## begin

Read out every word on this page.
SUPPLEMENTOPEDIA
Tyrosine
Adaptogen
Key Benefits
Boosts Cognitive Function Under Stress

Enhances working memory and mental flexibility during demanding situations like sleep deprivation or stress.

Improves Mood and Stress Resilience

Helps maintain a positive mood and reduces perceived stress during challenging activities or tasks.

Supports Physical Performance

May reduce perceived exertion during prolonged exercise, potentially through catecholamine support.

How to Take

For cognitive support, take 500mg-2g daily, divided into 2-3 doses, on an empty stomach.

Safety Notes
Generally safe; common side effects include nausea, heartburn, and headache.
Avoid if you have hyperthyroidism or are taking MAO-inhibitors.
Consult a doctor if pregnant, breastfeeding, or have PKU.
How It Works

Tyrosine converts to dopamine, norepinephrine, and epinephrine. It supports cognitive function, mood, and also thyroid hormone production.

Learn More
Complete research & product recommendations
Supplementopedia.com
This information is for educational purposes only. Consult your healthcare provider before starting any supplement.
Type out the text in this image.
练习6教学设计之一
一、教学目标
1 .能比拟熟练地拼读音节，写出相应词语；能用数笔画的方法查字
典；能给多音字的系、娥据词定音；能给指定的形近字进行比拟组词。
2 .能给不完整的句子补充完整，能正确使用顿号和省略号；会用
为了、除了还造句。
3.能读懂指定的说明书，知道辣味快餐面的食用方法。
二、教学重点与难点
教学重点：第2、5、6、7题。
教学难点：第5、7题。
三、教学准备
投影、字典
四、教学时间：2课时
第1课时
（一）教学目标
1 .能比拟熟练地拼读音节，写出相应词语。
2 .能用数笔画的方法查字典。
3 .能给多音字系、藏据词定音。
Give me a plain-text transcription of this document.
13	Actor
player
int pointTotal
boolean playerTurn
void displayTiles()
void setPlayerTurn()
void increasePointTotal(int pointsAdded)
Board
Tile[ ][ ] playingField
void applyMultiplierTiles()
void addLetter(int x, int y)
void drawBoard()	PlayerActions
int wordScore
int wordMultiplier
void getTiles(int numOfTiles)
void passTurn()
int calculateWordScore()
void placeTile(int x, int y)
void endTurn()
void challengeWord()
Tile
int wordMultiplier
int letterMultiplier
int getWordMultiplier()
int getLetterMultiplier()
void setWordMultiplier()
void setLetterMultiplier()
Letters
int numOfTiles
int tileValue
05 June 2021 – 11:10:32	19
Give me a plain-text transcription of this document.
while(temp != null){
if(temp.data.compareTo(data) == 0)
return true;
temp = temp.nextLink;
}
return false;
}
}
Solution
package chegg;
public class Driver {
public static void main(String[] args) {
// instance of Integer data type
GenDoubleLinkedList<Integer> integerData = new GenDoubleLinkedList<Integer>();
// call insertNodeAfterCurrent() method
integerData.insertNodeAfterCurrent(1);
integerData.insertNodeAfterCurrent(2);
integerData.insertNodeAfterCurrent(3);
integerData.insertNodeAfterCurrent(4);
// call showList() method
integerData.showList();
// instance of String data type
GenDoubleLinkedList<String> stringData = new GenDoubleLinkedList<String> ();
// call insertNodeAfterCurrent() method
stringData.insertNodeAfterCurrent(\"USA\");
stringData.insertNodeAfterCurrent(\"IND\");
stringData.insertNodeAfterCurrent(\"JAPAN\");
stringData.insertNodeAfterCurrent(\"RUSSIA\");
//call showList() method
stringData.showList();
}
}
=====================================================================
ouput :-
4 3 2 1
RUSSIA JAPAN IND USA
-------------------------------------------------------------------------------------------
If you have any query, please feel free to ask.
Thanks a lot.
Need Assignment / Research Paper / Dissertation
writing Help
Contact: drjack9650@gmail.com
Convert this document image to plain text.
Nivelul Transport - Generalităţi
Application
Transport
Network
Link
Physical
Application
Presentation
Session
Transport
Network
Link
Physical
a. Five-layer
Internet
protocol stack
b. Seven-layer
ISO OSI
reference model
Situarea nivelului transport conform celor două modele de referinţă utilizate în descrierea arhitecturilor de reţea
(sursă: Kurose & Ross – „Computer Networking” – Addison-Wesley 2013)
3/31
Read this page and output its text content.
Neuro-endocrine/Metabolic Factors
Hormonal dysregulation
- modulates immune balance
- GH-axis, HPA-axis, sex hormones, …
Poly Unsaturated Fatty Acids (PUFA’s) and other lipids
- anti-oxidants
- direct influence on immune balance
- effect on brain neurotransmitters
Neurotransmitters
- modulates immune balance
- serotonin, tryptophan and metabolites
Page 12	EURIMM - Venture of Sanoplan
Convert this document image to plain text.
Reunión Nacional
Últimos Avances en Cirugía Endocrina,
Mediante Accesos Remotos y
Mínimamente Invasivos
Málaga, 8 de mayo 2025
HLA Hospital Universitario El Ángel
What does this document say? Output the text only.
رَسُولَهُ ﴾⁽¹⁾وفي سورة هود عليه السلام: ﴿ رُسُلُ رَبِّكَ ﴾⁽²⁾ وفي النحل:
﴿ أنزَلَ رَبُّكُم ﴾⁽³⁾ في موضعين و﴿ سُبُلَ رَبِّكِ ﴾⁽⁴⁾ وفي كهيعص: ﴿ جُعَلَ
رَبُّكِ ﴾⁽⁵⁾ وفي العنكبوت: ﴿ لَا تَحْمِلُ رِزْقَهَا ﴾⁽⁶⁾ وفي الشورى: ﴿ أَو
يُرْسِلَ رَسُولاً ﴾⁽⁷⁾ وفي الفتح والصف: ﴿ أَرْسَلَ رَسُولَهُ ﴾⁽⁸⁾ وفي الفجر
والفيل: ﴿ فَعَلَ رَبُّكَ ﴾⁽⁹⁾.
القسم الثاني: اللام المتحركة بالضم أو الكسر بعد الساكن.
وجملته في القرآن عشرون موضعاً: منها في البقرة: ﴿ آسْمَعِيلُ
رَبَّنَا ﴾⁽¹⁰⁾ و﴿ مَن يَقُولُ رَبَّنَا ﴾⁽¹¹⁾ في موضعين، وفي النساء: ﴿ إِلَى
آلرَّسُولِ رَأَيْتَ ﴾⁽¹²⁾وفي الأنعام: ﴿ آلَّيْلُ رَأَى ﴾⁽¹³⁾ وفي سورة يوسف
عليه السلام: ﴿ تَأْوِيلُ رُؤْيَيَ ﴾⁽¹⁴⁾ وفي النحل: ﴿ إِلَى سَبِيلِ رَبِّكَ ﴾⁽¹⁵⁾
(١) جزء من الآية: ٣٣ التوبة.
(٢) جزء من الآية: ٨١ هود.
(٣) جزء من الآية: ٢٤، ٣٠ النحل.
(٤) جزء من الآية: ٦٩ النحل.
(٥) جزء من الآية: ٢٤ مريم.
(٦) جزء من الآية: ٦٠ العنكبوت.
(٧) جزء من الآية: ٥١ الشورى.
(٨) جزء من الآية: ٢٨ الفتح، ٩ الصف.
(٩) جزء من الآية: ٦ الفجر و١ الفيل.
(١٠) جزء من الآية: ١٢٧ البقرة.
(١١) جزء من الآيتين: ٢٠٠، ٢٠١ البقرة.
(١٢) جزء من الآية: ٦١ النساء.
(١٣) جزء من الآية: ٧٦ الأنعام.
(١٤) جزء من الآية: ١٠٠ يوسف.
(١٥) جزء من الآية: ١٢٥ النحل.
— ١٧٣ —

## end

Extract lines where the string "JAPAN" occurs.

stringData.insertNodeAfterCurrent(\"JAPAN\");
RUSSIA JAPAN IND USA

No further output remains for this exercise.